* Provided information
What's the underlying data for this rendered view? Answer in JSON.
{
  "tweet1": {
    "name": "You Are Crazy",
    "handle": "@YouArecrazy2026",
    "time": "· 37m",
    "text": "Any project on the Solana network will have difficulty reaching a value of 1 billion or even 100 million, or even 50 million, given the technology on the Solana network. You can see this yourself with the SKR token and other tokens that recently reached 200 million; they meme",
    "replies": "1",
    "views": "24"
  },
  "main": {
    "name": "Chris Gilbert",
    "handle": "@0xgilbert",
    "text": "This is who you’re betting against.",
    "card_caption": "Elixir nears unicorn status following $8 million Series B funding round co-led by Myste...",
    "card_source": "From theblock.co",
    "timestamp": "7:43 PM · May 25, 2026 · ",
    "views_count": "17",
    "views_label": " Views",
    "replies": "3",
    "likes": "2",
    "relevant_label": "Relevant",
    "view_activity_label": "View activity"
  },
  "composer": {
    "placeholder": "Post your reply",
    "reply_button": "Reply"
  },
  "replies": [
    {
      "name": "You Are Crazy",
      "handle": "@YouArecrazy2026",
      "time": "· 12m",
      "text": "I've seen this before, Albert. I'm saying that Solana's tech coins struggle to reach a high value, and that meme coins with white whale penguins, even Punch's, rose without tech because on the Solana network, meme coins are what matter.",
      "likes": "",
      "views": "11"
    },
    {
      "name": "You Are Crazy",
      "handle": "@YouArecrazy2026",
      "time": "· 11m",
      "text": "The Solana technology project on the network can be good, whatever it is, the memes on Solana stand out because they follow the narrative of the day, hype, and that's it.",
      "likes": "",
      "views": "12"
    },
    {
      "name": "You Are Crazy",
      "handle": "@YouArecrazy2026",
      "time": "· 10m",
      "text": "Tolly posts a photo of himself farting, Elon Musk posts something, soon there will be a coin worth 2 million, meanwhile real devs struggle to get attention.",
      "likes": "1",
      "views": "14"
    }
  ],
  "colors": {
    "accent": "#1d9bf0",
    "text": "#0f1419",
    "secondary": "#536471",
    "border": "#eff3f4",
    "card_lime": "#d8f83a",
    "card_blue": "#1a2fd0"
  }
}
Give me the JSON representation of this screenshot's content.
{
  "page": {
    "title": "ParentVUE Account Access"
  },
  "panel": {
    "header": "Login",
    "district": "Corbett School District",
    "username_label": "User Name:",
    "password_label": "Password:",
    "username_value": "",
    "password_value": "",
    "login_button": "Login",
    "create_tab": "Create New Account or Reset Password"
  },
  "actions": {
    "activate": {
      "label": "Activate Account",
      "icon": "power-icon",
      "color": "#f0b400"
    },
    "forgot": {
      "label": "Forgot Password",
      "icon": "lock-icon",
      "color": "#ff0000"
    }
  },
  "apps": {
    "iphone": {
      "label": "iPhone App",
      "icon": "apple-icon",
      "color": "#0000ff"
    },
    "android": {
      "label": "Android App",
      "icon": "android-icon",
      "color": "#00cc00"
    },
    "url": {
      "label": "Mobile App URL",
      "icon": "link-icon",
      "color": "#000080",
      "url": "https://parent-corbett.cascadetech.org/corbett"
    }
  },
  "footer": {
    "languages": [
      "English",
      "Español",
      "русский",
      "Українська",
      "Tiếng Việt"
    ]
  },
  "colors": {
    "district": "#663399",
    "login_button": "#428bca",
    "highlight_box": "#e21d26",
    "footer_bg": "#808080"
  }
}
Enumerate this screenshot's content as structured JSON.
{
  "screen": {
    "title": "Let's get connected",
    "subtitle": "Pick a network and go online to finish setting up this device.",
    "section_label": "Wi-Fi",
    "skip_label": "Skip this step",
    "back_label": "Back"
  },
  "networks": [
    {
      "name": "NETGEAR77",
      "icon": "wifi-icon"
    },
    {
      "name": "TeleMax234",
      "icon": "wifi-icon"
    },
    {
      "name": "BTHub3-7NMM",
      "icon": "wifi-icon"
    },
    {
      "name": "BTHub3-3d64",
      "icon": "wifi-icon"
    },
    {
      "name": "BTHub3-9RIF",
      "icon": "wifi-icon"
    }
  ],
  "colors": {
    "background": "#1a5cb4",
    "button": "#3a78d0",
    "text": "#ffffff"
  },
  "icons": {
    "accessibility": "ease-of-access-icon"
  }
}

* Problem details
How many lines in the data contain the string "content"? Respond with the number only.

* Response
2